Records

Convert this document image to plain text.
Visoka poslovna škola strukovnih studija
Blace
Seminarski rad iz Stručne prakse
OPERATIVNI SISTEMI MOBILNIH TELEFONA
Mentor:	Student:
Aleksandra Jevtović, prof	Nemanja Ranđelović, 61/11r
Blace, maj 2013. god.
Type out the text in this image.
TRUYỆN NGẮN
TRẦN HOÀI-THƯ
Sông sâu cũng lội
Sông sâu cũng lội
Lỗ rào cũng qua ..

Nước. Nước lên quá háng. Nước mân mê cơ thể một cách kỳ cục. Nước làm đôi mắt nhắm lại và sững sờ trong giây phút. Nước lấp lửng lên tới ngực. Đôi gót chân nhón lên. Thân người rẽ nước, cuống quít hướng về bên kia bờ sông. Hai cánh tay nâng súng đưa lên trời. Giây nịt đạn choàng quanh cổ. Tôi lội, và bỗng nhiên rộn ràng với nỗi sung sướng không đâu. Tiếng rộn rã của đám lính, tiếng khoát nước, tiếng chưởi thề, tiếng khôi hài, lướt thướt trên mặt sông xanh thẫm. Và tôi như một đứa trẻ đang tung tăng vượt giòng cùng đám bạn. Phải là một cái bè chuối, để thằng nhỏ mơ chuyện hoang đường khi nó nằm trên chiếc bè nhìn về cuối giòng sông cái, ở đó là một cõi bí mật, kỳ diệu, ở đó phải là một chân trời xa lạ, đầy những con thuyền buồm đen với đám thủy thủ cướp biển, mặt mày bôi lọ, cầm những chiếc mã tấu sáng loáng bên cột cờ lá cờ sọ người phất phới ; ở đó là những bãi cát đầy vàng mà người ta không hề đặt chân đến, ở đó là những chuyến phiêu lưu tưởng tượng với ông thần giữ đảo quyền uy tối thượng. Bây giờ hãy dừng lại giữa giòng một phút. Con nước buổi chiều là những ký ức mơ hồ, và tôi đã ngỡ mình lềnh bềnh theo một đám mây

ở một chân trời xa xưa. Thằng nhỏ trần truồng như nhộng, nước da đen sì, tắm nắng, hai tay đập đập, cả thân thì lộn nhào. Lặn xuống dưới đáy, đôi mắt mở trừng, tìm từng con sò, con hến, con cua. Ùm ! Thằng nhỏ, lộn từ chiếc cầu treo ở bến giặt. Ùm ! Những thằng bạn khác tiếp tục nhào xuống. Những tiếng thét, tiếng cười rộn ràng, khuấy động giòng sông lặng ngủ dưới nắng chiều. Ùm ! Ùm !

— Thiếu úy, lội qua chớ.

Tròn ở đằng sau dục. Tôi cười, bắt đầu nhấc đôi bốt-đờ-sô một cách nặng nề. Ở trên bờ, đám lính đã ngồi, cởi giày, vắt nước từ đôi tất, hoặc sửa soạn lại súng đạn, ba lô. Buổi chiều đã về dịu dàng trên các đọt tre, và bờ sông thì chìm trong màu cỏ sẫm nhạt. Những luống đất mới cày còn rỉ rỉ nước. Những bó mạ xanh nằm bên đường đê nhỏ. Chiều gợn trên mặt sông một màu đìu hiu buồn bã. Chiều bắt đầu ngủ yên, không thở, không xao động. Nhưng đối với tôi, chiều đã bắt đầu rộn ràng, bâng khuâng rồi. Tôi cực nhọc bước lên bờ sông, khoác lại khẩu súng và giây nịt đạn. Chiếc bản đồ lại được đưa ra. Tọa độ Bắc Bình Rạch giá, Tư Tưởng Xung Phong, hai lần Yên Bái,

■ Goal: Retype the data exactly as given.

■ The answer:
Convert this document image to plain text.
Visoka poslovna škola strukovnih studija
Blace
Seminarski rad iz Stručne prakse
OPERATIVNI SISTEMI MOBILNIH TELEFONA
Mentor:	Student:
Aleksandra Jevtović, prof	Nemanja Ranđelović, 61/11r
Blace, maj 2013. god.
Type out the text in this image.
TRUYỆN NGẮN
TRẦN HOÀI-THƯ
Sông sâu cũng lội
Sông sâu cũng lội
Lỗ rào cũng qua ..

Nước. Nước lên quá háng. Nước mân mê cơ thể một cách kỳ cục. Nước làm đôi mắt nhắm lại và sững sờ trong giây phút. Nước lấp lửng lên tới ngực. Đôi gót chân nhón lên. Thân người rẽ nước, cuống quít hướng về bên kia bờ sông. Hai cánh tay nâng súng đưa lên trời. Giây nịt đạn choàng quanh cổ. Tôi lội, và bỗng nhiên rộn ràng với nỗi sung sướng không đâu. Tiếng rộn rã của đám lính, tiếng khoát nước, tiếng chưởi thề, tiếng khôi hài, lướt thướt trên mặt sông xanh thẫm. Và tôi như một đứa trẻ đang tung tăng vượt giòng cùng đám bạn. Phải là một cái bè chuối, để thằng nhỏ mơ chuyện hoang đường khi nó nằm trên chiếc bè nhìn về cuối giòng sông cái, ở đó là một cõi bí mật, kỳ diệu, ở đó phải là một chân trời xa lạ, đầy những con thuyền buồm đen với đám thủy thủ cướp biển, mặt mày bôi lọ, cầm những chiếc mã tấu sáng loáng bên cột cờ lá cờ sọ người phất phới ; ở đó là những bãi cát đầy vàng mà người ta không hề đặt chân đến, ở đó là những chuyến phiêu lưu tưởng tượng với ông thần giữ đảo quyền uy tối thượng. Bây giờ hãy dừng lại giữa giòng một phút. Con nước buổi chiều là những ký ức mơ hồ, và tôi đã ngỡ mình lềnh bềnh theo một đám mây

ở một chân trời xa xưa. Thằng nhỏ trần truồng như nhộng, nước da đen sì, tắm nắng, hai tay đập đập, cả thân thì lộn nhào. Lặn xuống dưới đáy, đôi mắt mở trừng, tìm từng con sò, con hến, con cua. Ùm ! Thằng nhỏ, lộn từ chiếc cầu treo ở bến giặt. Ùm ! Những thằng bạn khác tiếp tục nhào xuống. Những tiếng thét, tiếng cười rộn ràng, khuấy động giòng sông lặng ngủ dưới nắng chiều. Ùm ! Ùm !

— Thiếu úy, lội qua chớ.

Tròn ở đằng sau dục. Tôi cười, bắt đầu nhấc đôi bốt-đờ-sô một cách nặng nề. Ở trên bờ, đám lính đã ngồi, cởi giày, vắt nước từ đôi tất, hoặc sửa soạn lại súng đạn, ba lô. Buổi chiều đã về dịu dàng trên các đọt tre, và bờ sông thì chìm trong màu cỏ sẫm nhạt. Những luống đất mới cày còn rỉ rỉ nước. Những bó mạ xanh nằm bên đường đê nhỏ. Chiều gợn trên mặt sông một màu đìu hiu buồn bã. Chiều bắt đầu ngủ yên, không thở, không xao động. Nhưng đối với tôi, chiều đã bắt đầu rộn ràng, bâng khuâng rồi. Tôi cực nhọc bước lên bờ sông, khoác lại khẩu súng và giây nịt đạn. Chiếc bản đồ lại được đưa ra. Tọa độ Bắc Bình Rạch giá, Tư Tưởng Xung Phong, hai lần Yên Bái,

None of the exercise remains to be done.